>>

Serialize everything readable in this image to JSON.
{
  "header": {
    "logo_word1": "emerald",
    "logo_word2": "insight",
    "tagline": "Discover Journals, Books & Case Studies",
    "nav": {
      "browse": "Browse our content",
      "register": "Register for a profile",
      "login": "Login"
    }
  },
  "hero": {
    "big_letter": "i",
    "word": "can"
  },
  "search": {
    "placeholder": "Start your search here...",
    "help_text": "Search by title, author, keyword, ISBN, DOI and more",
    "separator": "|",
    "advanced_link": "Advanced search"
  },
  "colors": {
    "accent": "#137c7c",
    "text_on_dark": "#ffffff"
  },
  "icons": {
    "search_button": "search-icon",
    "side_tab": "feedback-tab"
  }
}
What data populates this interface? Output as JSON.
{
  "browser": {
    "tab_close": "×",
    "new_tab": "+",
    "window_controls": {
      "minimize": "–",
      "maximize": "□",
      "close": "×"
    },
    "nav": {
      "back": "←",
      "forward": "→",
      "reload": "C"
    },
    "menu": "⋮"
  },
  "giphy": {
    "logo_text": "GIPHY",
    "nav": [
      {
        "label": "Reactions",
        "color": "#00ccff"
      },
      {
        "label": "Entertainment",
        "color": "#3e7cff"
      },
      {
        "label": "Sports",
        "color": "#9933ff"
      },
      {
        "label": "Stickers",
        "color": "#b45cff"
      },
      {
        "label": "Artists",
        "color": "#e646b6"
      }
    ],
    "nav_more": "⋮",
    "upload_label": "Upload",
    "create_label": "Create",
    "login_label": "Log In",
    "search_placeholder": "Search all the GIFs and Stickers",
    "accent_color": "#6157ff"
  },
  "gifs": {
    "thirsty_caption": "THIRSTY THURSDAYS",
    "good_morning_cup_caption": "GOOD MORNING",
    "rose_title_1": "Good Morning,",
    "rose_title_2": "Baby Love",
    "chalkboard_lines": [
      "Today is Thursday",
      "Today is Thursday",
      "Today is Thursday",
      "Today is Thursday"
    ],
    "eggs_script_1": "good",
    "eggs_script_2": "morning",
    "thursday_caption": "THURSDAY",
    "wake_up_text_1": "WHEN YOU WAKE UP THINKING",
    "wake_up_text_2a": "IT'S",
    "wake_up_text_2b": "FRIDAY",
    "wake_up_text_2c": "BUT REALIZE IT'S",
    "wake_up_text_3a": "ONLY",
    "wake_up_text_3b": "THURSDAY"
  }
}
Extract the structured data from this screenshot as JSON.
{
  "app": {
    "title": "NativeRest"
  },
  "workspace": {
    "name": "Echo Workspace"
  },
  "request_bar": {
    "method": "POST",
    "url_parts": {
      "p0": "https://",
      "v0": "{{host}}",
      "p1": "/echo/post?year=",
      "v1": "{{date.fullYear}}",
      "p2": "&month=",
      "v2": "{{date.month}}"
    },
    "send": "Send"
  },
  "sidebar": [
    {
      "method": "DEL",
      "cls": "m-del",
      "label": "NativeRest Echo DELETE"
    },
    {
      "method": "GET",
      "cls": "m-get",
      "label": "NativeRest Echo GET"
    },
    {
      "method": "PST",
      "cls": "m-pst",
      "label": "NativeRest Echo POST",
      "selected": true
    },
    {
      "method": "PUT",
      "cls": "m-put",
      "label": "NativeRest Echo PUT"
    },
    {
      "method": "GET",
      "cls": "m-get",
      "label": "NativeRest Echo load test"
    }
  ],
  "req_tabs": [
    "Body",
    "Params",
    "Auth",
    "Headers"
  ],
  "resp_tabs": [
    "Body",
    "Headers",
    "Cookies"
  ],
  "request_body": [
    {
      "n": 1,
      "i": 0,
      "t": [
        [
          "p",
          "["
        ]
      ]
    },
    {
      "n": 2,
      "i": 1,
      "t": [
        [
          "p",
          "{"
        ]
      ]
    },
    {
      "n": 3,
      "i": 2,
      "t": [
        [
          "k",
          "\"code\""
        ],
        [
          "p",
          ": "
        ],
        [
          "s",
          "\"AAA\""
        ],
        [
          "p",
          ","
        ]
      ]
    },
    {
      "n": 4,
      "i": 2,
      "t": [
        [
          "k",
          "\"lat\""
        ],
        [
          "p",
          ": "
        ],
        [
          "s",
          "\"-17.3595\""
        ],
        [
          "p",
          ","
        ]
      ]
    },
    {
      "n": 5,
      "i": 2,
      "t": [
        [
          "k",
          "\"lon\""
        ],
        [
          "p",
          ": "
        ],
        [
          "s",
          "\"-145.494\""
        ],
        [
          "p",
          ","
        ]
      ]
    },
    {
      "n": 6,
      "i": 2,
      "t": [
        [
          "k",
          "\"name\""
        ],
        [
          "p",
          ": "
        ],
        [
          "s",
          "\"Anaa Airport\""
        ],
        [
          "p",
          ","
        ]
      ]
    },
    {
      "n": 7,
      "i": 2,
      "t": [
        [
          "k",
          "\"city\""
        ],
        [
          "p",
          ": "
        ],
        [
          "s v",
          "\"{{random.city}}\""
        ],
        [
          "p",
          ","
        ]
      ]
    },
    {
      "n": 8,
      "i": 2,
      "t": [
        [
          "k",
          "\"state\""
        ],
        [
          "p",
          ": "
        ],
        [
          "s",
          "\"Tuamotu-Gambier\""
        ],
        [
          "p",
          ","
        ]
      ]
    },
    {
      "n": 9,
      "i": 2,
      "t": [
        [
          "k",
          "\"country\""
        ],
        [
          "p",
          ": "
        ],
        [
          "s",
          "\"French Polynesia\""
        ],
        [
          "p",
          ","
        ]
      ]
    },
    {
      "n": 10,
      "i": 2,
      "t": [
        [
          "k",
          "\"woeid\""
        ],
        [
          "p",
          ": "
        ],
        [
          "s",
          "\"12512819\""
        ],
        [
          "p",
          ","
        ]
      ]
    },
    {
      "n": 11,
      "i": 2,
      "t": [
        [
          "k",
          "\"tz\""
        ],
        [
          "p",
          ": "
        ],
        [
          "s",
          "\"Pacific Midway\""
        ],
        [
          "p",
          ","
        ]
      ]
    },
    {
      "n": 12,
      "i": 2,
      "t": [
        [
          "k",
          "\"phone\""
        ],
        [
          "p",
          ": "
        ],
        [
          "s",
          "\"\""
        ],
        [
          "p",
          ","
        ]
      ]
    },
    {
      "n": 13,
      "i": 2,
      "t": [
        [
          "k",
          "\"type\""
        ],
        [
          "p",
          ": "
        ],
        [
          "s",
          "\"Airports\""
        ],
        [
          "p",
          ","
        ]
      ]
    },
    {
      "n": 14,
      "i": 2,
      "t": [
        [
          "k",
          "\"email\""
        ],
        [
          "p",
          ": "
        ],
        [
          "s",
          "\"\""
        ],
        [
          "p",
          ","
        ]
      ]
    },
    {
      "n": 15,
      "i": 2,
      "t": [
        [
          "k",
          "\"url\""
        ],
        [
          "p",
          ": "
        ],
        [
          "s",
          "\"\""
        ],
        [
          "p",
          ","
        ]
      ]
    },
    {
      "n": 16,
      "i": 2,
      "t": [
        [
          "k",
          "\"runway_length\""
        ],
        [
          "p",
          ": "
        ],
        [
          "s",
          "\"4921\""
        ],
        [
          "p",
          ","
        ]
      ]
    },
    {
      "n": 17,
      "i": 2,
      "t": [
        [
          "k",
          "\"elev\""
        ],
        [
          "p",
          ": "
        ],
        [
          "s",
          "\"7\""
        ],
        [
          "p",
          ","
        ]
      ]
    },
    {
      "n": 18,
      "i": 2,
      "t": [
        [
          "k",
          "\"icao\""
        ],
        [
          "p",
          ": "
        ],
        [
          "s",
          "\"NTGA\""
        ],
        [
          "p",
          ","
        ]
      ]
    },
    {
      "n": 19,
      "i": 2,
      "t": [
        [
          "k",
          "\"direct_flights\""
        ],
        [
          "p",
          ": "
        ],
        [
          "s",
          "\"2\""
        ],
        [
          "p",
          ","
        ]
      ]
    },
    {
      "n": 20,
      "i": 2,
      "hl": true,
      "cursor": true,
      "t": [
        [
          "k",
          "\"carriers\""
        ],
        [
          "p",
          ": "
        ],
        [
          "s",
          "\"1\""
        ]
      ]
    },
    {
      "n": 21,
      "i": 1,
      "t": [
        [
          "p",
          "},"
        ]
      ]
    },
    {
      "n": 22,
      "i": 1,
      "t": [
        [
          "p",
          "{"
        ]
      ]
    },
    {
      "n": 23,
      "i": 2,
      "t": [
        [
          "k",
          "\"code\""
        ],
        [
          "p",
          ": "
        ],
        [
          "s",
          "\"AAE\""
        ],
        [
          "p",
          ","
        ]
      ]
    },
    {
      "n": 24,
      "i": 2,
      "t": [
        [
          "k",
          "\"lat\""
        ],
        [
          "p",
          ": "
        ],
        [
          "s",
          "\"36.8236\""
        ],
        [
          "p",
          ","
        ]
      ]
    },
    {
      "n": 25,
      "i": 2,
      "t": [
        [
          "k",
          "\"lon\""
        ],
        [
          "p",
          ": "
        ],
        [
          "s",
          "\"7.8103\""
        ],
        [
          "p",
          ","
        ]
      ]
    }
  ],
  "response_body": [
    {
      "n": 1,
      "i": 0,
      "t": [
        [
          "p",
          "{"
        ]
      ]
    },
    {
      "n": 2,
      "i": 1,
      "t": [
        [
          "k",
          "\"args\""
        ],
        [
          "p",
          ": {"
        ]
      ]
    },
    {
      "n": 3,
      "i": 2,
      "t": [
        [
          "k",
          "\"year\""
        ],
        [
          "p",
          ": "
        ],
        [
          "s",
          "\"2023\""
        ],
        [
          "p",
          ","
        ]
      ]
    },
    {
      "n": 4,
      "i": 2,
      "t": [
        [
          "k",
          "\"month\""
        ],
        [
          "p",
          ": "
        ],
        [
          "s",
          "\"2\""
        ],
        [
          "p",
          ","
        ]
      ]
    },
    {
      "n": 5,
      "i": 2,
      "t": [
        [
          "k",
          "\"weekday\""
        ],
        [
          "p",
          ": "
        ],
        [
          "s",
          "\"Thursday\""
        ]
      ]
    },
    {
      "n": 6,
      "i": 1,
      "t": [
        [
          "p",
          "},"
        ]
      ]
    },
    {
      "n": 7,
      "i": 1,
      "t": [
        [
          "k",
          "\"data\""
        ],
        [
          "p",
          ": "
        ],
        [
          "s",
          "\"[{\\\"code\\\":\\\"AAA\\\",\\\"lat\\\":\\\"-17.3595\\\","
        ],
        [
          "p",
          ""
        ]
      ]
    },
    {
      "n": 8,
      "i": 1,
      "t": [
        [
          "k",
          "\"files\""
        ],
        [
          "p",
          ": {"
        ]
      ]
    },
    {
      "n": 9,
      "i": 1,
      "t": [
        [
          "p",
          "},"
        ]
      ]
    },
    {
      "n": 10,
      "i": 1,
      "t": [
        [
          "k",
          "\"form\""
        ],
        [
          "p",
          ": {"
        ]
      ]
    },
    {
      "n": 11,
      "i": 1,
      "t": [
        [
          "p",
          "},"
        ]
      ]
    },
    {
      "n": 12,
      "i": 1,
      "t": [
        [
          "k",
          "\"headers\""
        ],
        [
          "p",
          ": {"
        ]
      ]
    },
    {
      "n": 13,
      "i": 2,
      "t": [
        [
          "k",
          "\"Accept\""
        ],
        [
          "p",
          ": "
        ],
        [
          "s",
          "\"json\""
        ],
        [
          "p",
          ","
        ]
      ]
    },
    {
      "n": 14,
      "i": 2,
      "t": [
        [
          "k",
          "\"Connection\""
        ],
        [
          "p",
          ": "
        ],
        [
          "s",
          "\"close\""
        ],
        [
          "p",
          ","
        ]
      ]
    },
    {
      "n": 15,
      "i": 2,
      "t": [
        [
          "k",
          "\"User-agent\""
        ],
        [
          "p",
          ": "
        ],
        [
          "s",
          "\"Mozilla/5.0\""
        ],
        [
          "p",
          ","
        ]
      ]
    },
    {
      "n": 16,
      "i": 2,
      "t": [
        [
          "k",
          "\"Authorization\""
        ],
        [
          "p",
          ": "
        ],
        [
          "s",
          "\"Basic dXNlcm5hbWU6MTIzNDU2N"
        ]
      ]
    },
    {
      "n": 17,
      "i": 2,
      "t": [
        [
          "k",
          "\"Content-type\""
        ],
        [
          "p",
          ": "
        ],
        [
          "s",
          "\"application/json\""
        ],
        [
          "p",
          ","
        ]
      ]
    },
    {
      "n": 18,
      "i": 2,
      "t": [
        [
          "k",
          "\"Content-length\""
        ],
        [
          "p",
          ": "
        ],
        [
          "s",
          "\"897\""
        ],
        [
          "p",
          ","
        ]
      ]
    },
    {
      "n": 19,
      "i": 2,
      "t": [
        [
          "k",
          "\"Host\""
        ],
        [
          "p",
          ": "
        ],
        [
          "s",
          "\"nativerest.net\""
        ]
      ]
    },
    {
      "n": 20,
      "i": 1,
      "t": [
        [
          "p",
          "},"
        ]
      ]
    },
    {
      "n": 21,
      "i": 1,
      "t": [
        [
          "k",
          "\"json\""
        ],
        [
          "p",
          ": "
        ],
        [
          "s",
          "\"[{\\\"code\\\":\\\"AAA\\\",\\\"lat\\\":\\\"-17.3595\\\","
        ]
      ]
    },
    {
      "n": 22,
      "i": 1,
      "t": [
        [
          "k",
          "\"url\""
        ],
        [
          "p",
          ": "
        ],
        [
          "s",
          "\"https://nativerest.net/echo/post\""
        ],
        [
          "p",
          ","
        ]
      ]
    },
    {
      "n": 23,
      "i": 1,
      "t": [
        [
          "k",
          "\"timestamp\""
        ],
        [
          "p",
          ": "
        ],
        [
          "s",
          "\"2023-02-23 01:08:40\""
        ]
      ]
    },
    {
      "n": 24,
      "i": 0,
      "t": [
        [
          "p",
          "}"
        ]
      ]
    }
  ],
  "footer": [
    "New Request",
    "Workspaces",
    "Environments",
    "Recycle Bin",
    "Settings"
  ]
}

<<

Collect the lines of the records that include the string "data".

What data populates this interface? Output as JSON.
Extract the structured data from this screenshot as JSON.
          "\"data\""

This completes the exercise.